> [TASK INPUTS]:
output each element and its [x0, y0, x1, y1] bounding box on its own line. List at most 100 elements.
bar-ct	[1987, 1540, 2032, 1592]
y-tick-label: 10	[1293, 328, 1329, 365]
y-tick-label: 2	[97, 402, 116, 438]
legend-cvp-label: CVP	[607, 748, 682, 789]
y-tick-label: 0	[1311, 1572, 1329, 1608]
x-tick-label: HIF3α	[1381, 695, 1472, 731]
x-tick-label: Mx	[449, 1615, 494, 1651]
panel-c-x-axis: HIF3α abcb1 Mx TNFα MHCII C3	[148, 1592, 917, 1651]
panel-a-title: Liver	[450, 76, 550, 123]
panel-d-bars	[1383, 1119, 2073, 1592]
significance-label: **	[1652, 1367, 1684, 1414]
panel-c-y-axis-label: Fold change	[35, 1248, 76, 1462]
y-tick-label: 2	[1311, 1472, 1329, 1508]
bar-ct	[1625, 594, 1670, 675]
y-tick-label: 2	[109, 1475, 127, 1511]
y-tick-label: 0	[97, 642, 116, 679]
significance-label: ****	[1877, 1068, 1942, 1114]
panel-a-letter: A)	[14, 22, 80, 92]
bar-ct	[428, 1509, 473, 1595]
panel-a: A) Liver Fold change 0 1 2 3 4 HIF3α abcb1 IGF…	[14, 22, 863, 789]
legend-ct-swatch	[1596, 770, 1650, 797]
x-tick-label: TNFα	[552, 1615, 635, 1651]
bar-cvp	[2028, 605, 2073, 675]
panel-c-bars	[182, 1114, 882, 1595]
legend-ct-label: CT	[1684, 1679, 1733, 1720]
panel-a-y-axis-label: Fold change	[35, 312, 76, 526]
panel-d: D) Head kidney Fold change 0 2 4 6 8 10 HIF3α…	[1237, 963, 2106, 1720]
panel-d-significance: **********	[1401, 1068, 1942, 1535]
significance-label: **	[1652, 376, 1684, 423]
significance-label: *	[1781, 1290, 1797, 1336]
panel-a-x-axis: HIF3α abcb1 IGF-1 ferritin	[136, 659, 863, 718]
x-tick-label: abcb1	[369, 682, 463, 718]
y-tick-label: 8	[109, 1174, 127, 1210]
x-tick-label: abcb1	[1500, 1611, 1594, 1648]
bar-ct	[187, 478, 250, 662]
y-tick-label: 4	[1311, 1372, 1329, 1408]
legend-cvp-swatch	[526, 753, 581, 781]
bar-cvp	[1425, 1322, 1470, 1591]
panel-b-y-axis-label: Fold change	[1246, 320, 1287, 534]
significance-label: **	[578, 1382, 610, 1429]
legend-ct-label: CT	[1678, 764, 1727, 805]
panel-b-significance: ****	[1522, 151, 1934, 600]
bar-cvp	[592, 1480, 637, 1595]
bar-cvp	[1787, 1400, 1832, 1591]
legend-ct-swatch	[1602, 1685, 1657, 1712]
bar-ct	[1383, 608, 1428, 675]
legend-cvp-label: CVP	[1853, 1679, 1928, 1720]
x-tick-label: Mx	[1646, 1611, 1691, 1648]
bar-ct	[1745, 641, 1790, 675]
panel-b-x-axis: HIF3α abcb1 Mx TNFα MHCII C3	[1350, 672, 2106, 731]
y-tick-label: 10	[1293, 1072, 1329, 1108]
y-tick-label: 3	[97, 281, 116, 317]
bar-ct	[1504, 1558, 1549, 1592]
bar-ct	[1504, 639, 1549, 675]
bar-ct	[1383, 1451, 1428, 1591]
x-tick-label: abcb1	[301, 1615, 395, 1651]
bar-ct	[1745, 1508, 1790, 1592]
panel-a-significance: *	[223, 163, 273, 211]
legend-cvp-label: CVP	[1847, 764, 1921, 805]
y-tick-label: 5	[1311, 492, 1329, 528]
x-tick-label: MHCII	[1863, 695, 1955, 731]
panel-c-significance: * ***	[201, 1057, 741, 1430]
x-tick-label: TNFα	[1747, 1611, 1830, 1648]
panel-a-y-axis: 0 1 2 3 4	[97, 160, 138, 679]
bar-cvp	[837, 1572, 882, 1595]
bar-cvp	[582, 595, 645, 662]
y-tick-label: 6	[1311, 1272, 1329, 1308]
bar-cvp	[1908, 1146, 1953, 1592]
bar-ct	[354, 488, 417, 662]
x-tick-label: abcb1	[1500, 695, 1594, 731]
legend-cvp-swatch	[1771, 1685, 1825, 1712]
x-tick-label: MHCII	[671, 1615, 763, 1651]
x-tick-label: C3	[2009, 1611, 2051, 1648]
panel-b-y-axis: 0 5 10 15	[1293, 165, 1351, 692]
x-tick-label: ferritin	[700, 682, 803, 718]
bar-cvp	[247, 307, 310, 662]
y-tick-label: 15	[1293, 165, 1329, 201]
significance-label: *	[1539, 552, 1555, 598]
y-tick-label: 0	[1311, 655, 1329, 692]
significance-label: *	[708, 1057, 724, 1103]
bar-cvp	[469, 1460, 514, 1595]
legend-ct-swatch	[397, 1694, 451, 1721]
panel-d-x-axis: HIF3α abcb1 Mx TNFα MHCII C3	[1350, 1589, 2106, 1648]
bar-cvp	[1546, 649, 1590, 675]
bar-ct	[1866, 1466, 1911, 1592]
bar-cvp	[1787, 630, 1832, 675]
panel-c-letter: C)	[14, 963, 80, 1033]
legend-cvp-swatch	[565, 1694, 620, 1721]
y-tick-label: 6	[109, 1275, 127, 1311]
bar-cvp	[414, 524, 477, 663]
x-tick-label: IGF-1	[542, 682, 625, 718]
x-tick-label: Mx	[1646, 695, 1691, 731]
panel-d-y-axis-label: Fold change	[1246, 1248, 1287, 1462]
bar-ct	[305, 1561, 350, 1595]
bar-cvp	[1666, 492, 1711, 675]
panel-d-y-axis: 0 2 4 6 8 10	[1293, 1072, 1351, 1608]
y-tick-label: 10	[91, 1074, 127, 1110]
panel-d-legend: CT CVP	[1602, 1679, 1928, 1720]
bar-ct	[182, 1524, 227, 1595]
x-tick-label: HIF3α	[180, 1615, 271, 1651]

> [GOAL OF THE EXERCISE]: Can you set out the lines above as a numbered list, skipping any that are blank?

> [EXERCISE RESPONSE]:
1. output each element and its [x0, y0, x1, y1] bounding box on its own line. List at most 100 elements.
2. bar-ct	[1987, 1540, 2032, 1592]
3. y-tick-label: 10	[1293, 328, 1329, 365]
4. y-tick-label: 2	[97, 402, 116, 438]
5. legend-cvp-label: CVP	[607, 748, 682, 789]
6. y-tick-label: 0	[1311, 1572, 1329, 1608]
7. x-tick-label: HIF3α	[1381, 695, 1472, 731]
8. x-tick-label: Mx	[449, 1615, 494, 1651]
9. panel-c-x-axis: HIF3α abcb1 Mx TNFα MHCII C3	[148, 1592, 917, 1651]
10. panel-a-title: Liver	[450, 76, 550, 123]
11. panel-d-bars	[1383, 1119, 2073, 1592]
12. significance-label: **	[1652, 1367, 1684, 1414]
13. panel-c-y-axis-label: Fold change	[35, 1248, 76, 1462]
14. y-tick-label: 2	[1311, 1472, 1329, 1508]
15. bar-ct	[1625, 594, 1670, 675]
16. y-tick-label: 2	[109, 1475, 127, 1511]
17. y-tick-label: 0	[97, 642, 116, 679]
18. significance-label: ****	[1877, 1068, 1942, 1114]
19. panel-a-letter: A)	[14, 22, 80, 92]
20. bar-ct	[428, 1509, 473, 1595]
21. panel-a: A) Liver Fold change 0 1 2 3 4 HIF3α abcb1 IGF…	[14, 22, 863, 789]
22. legend-ct-swatch	[1596, 770, 1650, 797]
23. x-tick-label: TNFα	[552, 1615, 635, 1651]
24. bar-cvp	[2028, 605, 2073, 675]
25. panel-c-bars	[182, 1114, 882, 1595]
26. legend-ct-label: CT	[1684, 1679, 1733, 1720]
27. panel-a-y-axis-label: Fold change	[35, 312, 76, 526]
28. panel-d: D) Head kidney Fold change 0 2 4 6 8 10 HIF3α…	[1237, 963, 2106, 1720]
29. panel-d-significance: **********	[1401, 1068, 1942, 1535]
30. significance-label: **	[1652, 376, 1684, 423]
31. significance-label: *	[1781, 1290, 1797, 1336]
32. panel-a-x-axis: HIF3α abcb1 IGF-1 ferritin	[136, 659, 863, 718]
33. x-tick-label: abcb1	[369, 682, 463, 718]
34. y-tick-label: 8	[109, 1174, 127, 1210]
35. x-tick-label: abcb1	[1500, 1611, 1594, 1648]
36. bar-ct	[187, 478, 250, 662]
37. y-tick-label: 4	[1311, 1372, 1329, 1408]
38. legend-cvp-swatch	[526, 753, 581, 781]
39. bar-cvp	[1425, 1322, 1470, 1591]
40. panel-b-y-axis-label: Fold change	[1246, 320, 1287, 534]
41. significance-label: **	[578, 1382, 610, 1429]
42. legend-ct-label: CT	[1678, 764, 1727, 805]
43. panel-b-significance: ****	[1522, 151, 1934, 600]
44. bar-cvp	[592, 1480, 637, 1595]
45. bar-cvp	[1787, 1400, 1832, 1591]
46. legend-ct-swatch	[1602, 1685, 1657, 1712]
47. bar-ct	[1383, 608, 1428, 675]
48. legend-cvp-label: CVP	[1853, 1679, 1928, 1720]
49. x-tick-label: Mx	[1646, 1611, 1691, 1648]
50. bar-ct	[1745, 641, 1790, 675]
51. panel-b-x-axis: HIF3α abcb1 Mx TNFα MHCII C3	[1350, 672, 2106, 731]
52. y-tick-label: 10	[1293, 1072, 1329, 1108]
53. y-tick-label: 3	[97, 281, 116, 317]
54. bar-ct	[1504, 1558, 1549, 1592]
55. bar-ct	[1504, 639, 1549, 675]
56. bar-ct	[1383, 1451, 1428, 1591]
57. x-tick-label: abcb1	[301, 1615, 395, 1651]
58. bar-ct	[1745, 1508, 1790, 1592]
59. panel-a-significance: *	[223, 163, 273, 211]
60. legend-cvp-label: CVP	[1847, 764, 1921, 805]
61. y-tick-label: 5	[1311, 492, 1329, 528]
62. x-tick-label: MHCII	[1863, 695, 1955, 731]
63. panel-c-significance: * ***	[201, 1057, 741, 1430]
64. x-tick-label: TNFα	[1747, 1611, 1830, 1648]
65. panel-a-y-axis: 0 1 2 3 4	[97, 160, 138, 679]
66. bar-cvp	[837, 1572, 882, 1595]
67. bar-cvp	[582, 595, 645, 662]
68. y-tick-label: 6	[1311, 1272, 1329, 1308]
69. bar-cvp	[1908, 1146, 1953, 1592]
70. bar-ct	[354, 488, 417, 662]
71. x-tick-label: abcb1	[1500, 695, 1594, 731]
72. legend-cvp-swatch	[1771, 1685, 1825, 1712]
73. x-tick-label: MHCII	[671, 1615, 763, 1651]
74. x-tick-label: C3	[2009, 1611, 2051, 1648]
75. panel-b-y-axis: 0 5 10 15	[1293, 165, 1351, 692]
76. x-tick-label: ferritin	[700, 682, 803, 718]
77. bar-cvp	[247, 307, 310, 662]
78. y-tick-label: 15	[1293, 165, 1329, 201]
79. significance-label: *	[1539, 552, 1555, 598]
80. y-tick-label: 0	[1311, 655, 1329, 692]
81. significance-label: *	[708, 1057, 724, 1103]
82. bar-cvp	[469, 1460, 514, 1595]
83. legend-ct-swatch	[397, 1694, 451, 1721]
84. panel-d-x-axis: HIF3α abcb1 Mx TNFα MHCII C3	[1350, 1589, 2106, 1648]
85. bar-cvp	[1546, 649, 1590, 675]
86. bar-ct	[1866, 1466, 1911, 1592]
87. bar-cvp	[1787, 630, 1832, 675]
88. panel-c-letter: C)	[14, 963, 80, 1033]
89. legend-cvp-swatch	[565, 1694, 620, 1721]
90. y-tick-label: 6	[109, 1275, 127, 1311]
91. bar-cvp	[414, 524, 477, 663]
92. x-tick-label: IGF-1	[542, 682, 625, 718]
93. x-tick-label: Mx	[1646, 695, 1691, 731]
94. panel-d-y-axis-label: Fold change	[1246, 1248, 1287, 1462]
95. bar-ct	[305, 1561, 350, 1595]
96. bar-cvp	[1666, 492, 1711, 675]
97. panel-d-y-axis: 0 2 4 6 8 10	[1293, 1072, 1351, 1608]
98. y-tick-label: 10	[91, 1074, 127, 1110]
99. panel-d-legend: CT CVP	[1602, 1679, 1928, 1720]
100. bar-ct	[182, 1524, 227, 1595]
101. x-tick-label: HIF3α	[180, 1615, 271, 1651]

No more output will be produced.